[start RECORDS SHOWN]

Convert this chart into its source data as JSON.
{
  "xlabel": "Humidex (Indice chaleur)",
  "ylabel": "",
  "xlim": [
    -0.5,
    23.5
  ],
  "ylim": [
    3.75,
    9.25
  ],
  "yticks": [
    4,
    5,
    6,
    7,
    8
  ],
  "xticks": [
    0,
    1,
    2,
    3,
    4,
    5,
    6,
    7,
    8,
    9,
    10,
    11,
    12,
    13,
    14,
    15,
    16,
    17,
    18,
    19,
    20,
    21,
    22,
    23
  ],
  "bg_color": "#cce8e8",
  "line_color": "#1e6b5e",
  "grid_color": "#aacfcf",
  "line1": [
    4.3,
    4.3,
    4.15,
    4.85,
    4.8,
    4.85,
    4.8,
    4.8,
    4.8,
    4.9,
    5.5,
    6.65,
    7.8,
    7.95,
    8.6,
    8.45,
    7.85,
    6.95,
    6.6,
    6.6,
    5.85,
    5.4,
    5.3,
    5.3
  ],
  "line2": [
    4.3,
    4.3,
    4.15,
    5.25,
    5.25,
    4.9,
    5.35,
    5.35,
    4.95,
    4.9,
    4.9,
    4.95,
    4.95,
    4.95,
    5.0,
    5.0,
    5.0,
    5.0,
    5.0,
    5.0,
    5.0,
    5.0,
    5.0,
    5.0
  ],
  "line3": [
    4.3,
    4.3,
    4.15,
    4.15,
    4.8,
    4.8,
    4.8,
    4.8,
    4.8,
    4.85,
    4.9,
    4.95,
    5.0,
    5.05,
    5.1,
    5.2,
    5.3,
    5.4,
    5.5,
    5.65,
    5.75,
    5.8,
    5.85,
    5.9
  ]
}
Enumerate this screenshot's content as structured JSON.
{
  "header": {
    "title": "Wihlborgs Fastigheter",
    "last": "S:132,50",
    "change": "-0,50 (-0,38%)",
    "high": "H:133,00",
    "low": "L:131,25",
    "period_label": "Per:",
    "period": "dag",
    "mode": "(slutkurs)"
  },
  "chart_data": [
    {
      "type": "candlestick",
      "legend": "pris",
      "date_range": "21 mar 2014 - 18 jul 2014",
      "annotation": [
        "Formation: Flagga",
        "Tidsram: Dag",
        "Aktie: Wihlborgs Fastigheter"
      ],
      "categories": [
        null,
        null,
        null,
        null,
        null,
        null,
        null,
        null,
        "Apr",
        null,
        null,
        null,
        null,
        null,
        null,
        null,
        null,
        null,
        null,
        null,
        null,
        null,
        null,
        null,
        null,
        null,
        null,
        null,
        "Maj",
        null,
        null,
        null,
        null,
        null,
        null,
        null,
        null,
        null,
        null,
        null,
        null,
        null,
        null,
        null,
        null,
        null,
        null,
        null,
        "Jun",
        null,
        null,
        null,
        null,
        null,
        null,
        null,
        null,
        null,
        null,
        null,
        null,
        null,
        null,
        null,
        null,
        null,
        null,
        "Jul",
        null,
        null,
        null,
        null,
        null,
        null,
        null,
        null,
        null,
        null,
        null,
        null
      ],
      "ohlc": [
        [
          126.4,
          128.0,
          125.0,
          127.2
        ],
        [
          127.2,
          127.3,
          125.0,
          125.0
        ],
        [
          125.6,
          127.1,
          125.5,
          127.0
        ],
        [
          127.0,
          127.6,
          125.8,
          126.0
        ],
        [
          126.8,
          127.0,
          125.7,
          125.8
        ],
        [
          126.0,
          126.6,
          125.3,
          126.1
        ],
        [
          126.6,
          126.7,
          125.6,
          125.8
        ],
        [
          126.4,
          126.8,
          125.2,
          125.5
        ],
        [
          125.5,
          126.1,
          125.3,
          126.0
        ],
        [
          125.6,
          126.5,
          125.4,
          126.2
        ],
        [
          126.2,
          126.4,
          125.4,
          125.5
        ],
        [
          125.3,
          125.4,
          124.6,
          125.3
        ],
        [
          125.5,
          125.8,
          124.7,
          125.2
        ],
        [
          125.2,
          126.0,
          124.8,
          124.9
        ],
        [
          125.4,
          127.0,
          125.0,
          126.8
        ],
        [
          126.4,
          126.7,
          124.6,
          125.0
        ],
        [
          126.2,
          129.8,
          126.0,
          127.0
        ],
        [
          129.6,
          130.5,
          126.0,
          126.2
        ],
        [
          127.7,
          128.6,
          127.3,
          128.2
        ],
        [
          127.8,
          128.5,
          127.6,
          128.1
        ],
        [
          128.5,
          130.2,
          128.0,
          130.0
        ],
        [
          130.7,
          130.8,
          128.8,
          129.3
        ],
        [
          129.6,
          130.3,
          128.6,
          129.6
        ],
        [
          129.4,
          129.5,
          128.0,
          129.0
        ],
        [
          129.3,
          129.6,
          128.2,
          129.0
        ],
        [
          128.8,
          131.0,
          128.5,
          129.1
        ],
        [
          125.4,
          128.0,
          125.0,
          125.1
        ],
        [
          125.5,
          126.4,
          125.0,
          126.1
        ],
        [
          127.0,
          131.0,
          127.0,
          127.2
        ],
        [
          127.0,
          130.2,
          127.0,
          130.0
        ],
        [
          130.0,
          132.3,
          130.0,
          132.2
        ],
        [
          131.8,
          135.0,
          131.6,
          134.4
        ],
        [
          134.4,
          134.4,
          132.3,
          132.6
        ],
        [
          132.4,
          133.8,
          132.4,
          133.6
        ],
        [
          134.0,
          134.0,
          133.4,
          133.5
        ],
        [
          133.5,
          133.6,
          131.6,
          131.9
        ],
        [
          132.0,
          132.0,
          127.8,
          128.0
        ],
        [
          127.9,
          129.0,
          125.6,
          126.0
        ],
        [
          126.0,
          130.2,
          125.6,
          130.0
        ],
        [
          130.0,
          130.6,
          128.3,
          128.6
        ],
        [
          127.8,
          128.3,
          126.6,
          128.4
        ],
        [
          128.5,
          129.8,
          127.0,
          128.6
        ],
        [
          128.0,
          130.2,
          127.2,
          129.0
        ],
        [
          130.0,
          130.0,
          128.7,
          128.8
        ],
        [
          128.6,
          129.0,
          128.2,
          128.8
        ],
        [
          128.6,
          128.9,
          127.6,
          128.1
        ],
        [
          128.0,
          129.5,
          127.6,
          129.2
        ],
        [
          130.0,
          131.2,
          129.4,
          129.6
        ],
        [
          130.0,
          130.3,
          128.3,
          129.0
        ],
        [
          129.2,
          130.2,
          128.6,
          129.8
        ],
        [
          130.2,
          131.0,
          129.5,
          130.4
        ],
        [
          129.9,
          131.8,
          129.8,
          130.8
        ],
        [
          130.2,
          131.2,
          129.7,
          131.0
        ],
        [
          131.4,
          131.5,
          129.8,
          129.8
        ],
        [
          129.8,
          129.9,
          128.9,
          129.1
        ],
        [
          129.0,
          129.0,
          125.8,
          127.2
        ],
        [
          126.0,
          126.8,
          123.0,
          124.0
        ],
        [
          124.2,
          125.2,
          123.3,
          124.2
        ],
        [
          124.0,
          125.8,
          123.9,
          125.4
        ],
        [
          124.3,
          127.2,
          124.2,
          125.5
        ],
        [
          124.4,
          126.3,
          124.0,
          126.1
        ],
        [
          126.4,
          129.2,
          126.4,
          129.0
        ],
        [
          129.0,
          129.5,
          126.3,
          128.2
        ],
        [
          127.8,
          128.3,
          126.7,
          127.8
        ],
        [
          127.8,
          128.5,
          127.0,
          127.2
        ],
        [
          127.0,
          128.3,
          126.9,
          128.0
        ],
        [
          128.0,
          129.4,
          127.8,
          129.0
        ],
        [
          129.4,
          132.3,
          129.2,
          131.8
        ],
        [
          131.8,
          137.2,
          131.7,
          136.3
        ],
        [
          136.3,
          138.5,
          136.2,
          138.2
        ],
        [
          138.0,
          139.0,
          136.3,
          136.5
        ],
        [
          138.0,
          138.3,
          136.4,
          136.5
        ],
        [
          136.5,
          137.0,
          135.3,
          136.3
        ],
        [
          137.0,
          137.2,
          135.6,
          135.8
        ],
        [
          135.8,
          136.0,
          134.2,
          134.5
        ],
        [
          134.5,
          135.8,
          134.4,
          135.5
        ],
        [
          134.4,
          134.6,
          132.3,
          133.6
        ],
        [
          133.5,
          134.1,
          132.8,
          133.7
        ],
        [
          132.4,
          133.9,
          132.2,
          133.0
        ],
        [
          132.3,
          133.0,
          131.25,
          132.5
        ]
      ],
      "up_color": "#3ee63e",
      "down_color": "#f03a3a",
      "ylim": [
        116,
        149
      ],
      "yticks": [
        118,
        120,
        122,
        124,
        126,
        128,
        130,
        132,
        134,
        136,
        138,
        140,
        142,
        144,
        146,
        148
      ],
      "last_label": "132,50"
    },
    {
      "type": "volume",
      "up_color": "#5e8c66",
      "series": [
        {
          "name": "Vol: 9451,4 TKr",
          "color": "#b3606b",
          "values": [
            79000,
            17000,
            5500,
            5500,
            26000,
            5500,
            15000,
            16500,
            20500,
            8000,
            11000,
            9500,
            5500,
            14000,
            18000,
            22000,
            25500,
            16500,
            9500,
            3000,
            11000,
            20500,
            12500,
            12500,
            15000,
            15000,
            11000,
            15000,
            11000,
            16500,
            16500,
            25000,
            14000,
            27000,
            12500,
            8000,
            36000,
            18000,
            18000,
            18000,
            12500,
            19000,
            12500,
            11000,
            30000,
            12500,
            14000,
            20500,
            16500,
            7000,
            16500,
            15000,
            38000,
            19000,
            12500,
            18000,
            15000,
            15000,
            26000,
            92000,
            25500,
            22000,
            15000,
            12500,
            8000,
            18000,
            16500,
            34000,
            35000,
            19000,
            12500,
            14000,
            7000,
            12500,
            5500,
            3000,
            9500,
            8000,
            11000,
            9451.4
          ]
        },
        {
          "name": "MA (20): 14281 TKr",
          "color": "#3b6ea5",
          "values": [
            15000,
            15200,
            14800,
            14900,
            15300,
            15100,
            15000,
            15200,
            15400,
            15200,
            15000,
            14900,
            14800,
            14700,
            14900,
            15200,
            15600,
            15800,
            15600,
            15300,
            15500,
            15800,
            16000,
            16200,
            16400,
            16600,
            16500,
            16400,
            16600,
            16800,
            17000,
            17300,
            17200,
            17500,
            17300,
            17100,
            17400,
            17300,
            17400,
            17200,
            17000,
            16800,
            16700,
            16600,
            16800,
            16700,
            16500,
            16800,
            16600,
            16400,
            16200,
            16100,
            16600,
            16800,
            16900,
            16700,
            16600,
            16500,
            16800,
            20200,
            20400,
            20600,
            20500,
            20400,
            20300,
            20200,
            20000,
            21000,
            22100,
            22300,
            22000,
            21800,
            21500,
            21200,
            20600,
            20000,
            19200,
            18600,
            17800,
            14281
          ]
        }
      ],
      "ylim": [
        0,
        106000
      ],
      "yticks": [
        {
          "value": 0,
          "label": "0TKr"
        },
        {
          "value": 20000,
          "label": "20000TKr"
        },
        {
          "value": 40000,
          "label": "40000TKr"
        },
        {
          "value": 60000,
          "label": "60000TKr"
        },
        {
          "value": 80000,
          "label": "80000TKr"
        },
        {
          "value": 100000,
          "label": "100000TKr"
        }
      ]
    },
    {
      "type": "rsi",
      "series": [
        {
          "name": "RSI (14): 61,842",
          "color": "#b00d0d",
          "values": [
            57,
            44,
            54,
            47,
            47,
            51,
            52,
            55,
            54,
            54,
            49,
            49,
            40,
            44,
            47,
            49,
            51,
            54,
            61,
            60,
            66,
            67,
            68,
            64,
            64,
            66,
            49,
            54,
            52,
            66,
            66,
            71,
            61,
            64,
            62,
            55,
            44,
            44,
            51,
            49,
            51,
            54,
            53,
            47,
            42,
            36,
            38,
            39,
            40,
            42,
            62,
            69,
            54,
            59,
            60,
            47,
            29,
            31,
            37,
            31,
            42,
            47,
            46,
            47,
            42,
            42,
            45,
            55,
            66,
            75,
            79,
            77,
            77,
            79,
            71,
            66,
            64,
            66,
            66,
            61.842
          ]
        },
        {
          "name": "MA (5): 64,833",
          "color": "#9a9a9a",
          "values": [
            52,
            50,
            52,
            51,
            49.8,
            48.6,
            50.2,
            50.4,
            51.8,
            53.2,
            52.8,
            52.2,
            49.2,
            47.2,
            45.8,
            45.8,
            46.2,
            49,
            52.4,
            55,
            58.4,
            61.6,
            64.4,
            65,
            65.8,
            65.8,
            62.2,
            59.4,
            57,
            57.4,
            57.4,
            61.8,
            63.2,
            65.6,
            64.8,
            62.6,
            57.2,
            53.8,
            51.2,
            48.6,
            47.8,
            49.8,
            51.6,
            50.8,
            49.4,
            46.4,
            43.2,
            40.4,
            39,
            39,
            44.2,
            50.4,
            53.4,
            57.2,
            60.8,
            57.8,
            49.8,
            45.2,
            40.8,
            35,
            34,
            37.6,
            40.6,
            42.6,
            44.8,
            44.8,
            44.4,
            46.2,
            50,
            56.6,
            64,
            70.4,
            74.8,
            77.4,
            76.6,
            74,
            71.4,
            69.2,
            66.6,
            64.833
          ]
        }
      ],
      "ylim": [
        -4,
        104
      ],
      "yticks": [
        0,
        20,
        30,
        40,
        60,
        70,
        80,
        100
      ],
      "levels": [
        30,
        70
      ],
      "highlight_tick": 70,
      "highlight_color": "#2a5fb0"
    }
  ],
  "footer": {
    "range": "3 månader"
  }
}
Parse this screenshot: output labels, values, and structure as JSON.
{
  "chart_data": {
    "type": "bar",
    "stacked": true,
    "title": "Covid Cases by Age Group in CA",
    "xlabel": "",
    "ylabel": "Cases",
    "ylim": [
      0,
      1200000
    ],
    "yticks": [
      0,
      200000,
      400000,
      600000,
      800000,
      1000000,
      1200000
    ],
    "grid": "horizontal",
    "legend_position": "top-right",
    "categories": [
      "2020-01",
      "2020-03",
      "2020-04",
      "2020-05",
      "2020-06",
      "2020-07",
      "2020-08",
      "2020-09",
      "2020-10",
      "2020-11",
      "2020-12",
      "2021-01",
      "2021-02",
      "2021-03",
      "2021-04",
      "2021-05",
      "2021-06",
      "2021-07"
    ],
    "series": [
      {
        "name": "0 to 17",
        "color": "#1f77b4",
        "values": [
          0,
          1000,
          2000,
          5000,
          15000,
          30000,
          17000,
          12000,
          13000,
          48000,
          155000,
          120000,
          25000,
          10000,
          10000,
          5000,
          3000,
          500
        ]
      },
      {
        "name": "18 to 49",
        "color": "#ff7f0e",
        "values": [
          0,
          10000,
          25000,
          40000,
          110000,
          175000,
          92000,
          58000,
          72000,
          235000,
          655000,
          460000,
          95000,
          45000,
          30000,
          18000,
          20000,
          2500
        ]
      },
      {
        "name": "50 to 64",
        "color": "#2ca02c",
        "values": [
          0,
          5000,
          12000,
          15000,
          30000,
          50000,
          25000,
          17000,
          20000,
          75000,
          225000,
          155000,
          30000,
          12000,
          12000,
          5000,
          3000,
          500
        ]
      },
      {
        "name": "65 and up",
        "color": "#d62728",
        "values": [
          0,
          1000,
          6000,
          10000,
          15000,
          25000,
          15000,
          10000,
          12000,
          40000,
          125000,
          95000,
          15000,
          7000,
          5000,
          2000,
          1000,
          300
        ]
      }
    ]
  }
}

[end RECORDS SHOWN]

THE EXERCISE
Copy every line of the records above that contains "JSON".

SOLUTION
Convert this chart into its source data as JSON.
Enumerate this screenshot's content as structured JSON.
Parse this screenshot: output labels, values, and structure as JSON.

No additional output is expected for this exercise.